=== OBJECTIVE ===
Write every line of the material out exactly as shown.

======== SOURCE DATA

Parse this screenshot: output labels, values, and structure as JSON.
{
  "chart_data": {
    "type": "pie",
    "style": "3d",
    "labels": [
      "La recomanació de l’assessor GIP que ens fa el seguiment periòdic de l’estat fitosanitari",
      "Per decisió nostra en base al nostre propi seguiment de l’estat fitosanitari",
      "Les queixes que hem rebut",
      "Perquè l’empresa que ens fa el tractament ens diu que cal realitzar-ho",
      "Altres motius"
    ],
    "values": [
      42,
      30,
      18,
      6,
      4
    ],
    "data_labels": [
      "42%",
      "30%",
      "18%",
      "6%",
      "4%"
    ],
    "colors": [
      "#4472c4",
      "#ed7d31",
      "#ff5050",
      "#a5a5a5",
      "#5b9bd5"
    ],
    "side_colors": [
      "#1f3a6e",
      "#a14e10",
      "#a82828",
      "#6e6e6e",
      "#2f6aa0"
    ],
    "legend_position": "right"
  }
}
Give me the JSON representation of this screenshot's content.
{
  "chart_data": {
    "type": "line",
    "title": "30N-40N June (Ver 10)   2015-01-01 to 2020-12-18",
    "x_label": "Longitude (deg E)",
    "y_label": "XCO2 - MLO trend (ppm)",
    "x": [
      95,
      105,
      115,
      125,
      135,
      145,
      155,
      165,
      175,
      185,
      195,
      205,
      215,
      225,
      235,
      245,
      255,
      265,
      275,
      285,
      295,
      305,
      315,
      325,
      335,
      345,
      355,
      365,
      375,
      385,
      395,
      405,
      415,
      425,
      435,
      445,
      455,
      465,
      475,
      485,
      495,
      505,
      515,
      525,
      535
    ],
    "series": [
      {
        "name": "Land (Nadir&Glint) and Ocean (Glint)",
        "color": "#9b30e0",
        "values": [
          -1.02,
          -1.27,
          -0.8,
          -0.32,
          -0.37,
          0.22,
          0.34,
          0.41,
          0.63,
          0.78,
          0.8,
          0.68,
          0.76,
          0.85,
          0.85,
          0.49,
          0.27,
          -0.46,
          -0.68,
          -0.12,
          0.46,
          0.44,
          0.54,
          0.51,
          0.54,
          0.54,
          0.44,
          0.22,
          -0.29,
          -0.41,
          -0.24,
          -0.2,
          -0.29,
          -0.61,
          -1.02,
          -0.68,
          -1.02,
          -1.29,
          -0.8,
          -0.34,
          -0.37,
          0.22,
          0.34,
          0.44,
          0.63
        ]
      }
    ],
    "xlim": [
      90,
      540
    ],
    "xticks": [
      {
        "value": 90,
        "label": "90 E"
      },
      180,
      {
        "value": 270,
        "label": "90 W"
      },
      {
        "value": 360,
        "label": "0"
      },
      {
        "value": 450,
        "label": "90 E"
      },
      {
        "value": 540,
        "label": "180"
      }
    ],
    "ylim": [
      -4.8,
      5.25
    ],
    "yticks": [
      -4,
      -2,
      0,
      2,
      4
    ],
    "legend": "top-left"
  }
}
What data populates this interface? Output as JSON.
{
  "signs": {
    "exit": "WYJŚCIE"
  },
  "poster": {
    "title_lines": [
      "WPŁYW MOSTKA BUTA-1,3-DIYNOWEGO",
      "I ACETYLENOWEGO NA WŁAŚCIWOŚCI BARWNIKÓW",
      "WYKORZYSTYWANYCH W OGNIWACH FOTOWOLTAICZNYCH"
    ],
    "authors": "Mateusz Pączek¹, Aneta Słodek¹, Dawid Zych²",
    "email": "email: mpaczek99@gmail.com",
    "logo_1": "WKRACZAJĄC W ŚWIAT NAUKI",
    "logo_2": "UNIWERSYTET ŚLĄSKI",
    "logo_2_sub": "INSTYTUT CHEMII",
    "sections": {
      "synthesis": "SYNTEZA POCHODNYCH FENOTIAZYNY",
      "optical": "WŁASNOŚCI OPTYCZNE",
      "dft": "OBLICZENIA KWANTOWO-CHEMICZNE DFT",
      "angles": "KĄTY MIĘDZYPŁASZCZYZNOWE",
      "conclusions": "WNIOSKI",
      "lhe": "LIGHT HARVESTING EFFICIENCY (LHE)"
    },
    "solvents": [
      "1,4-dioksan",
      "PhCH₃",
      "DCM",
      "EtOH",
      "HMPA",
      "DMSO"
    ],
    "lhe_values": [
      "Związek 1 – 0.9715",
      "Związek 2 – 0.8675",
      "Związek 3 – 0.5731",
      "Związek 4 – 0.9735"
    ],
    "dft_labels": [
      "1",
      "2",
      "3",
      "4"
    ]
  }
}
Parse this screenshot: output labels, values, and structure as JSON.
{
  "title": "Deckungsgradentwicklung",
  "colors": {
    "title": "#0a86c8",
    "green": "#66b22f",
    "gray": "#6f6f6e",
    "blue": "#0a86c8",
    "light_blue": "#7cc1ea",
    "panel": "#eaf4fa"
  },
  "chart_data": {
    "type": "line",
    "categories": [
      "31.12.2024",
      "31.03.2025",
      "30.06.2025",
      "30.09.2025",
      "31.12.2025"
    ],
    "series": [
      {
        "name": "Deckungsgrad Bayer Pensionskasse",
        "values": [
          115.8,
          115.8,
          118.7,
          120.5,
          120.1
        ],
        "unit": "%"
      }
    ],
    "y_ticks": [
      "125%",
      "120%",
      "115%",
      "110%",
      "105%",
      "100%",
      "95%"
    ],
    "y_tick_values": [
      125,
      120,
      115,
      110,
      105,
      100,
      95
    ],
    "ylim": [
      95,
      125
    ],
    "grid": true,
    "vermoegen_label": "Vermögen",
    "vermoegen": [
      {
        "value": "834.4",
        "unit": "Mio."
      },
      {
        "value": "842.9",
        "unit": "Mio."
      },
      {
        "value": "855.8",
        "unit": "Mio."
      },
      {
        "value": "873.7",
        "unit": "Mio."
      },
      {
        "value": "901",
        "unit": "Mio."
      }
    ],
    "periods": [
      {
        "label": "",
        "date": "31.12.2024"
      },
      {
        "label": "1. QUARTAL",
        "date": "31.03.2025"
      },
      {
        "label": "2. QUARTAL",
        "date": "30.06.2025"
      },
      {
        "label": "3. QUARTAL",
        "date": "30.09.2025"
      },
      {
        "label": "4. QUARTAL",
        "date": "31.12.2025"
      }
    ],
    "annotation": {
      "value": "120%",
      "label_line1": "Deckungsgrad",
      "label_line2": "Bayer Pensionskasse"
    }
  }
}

================

=== COMPLETED EXERCISE ===
Parse this screenshot: output labels, values, and structure as JSON.
{
  "chart_data": {
    "type": "pie",
    "style": "3d",
    "labels": [
      "La recomanació de l’assessor GIP que ens fa el seguiment periòdic de l’estat fitosanitari",
      "Per decisió nostra en base al nostre propi seguiment de l’estat fitosanitari",
      "Les queixes que hem rebut",
      "Perquè l’empresa que ens fa el tractament ens diu que cal realitzar-ho",
      "Altres motius"
    ],
    "values": [
      42,
      30,
      18,
      6,
      4
    ],
    "data_labels": [
      "42%",
      "30%",
      "18%",
      "6%",
      "4%"
    ],
    "colors": [
      "#4472c4",
      "#ed7d31",
      "#ff5050",
      "#a5a5a5",
      "#5b9bd5"
    ],
    "side_colors": [
      "#1f3a6e",
      "#a14e10",
      "#a82828",
      "#6e6e6e",
      "#2f6aa0"
    ],
    "legend_position": "right"
  }
}
Give me the JSON representation of this screenshot's content.
{
  "chart_data": {
    "type": "line",
    "title": "30N-40N June (Ver 10)   2015-01-01 to 2020-12-18",
    "x_label": "Longitude (deg E)",
    "y_label": "XCO2 - MLO trend (ppm)",
    "x": [
      95,
      105,
      115,
      125,
      135,
      145,
      155,
      165,
      175,
      185,
      195,
      205,
      215,
      225,
      235,
      245,
      255,
      265,
      275,
      285,
      295,
      305,
      315,
      325,
      335,
      345,
      355,
      365,
      375,
      385,
      395,
      405,
      415,
      425,
      435,
      445,
      455,
      465,
      475,
      485,
      495,
      505,
      515,
      525,
      535
    ],
    "series": [
      {
        "name": "Land (Nadir&Glint) and Ocean (Glint)",
        "color": "#9b30e0",
        "values": [
          -1.02,
          -1.27,
          -0.8,
          -0.32,
          -0.37,
          0.22,
          0.34,
          0.41,
          0.63,
          0.78,
          0.8,
          0.68,
          0.76,
          0.85,
          0.85,
          0.49,
          0.27,
          -0.46,
          -0.68,
          -0.12,
          0.46,
          0.44,
          0.54,
          0.51,
          0.54,
          0.54,
          0.44,
          0.22,
          -0.29,
          -0.41,
          -0.24,
          -0.2,
          -0.29,
          -0.61,
          -1.02,
          -0.68,
          -1.02,
          -1.29,
          -0.8,
          -0.34,
          -0.37,
          0.22,
          0.34,
          0.44,
          0.63
        ]
      }
    ],
    "xlim": [
      90,
      540
    ],
    "xticks": [
      {
        "value": 90,
        "label": "90 E"
      },
      180,
      {
        "value": 270,
        "label": "90 W"
      },
      {
        "value": 360,
        "label": "0"
      },
      {
        "value": 450,
        "label": "90 E"
      },
      {
        "value": 540,
        "label": "180"
      }
    ],
    "ylim": [
      -4.8,
      5.25
    ],
    "yticks": [
      -4,
      -2,
      0,
      2,
      4
    ],
    "legend": "top-left"
  }
}
What data populates this interface? Output as JSON.
{
  "signs": {
    "exit": "WYJŚCIE"
  },
  "poster": {
    "title_lines": [
      "WPŁYW MOSTKA BUTA-1,3-DIYNOWEGO",
      "I ACETYLENOWEGO NA WŁAŚCIWOŚCI BARWNIKÓW",
      "WYKORZYSTYWANYCH W OGNIWACH FOTOWOLTAICZNYCH"
    ],
    "authors": "Mateusz Pączek¹, Aneta Słodek¹, Dawid Zych²",
    "email": "email: mpaczek99@gmail.com",
    "logo_1": "WKRACZAJĄC W ŚWIAT NAUKI",
    "logo_2": "UNIWERSYTET ŚLĄSKI",
    "logo_2_sub": "INSTYTUT CHEMII",
    "sections": {
      "synthesis": "SYNTEZA POCHODNYCH FENOTIAZYNY",
      "optical": "WŁASNOŚCI OPTYCZNE",
      "dft": "OBLICZENIA KWANTOWO-CHEMICZNE DFT",
      "angles": "KĄTY MIĘDZYPŁASZCZYZNOWE",
      "conclusions": "WNIOSKI",
      "lhe": "LIGHT HARVESTING EFFICIENCY (LHE)"
    },
    "solvents": [
      "1,4-dioksan",
      "PhCH₃",
      "DCM",
      "EtOH",
      "HMPA",
      "DMSO"
    ],
    "lhe_values": [
      "Związek 1 – 0.9715",
      "Związek 2 – 0.8675",
      "Związek 3 – 0.5731",
      "Związek 4 – 0.9735"
    ],
    "dft_labels": [
      "1",
      "2",
      "3",
      "4"
    ]
  }
}
Parse this screenshot: output labels, values, and structure as JSON.
{
  "title": "Deckungsgradentwicklung",
  "colors": {
    "title": "#0a86c8",
    "green": "#66b22f",
    "gray": "#6f6f6e",
    "blue": "#0a86c8",
    "light_blue": "#7cc1ea",
    "panel": "#eaf4fa"
  },
  "chart_data": {
    "type": "line",
    "categories": [
      "31.12.2024",
      "31.03.2025",
      "30.06.2025",
      "30.09.2025",
      "31.12.2025"
    ],
    "series": [
      {
        "name": "Deckungsgrad Bayer Pensionskasse",
        "values": [
          115.8,
          115.8,
          118.7,
          120.5,
          120.1
        ],
        "unit": "%"
      }
    ],
    "y_ticks": [
      "125%",
      "120%",
      "115%",
      "110%",
      "105%",
      "100%",
      "95%"
    ],
    "y_tick_values": [
      125,
      120,
      115,
      110,
      105,
      100,
      95
    ],
    "ylim": [
      95,
      125
    ],
    "grid": true,
    "vermoegen_label": "Vermögen",
    "vermoegen": [
      {
        "value": "834.4",
        "unit": "Mio."
      },
      {
        "value": "842.9",
        "unit": "Mio."
      },
      {
        "value": "855.8",
        "unit": "Mio."
      },
      {
        "value": "873.7",
        "unit": "Mio."
      },
      {
        "value": "901",
        "unit": "Mio."
      }
    ],
    "periods": [
      {
        "label": "",
        "date": "31.12.2024"
      },
      {
        "label": "1. QUARTAL",
        "date": "31.03.2025"
      },
      {
        "label": "2. QUARTAL",
        "date": "30.06.2025"
      },
      {
        "label": "3. QUARTAL",
        "date": "30.09.2025"
      },
      {
        "label": "4. QUARTAL",
        "date": "31.12.2025"
      }
    ],
    "annotation": {
      "value": "120%",
      "label_line1": "Deckungsgrad",
      "label_line2": "Bayer Pensionskasse"
    }
  }
}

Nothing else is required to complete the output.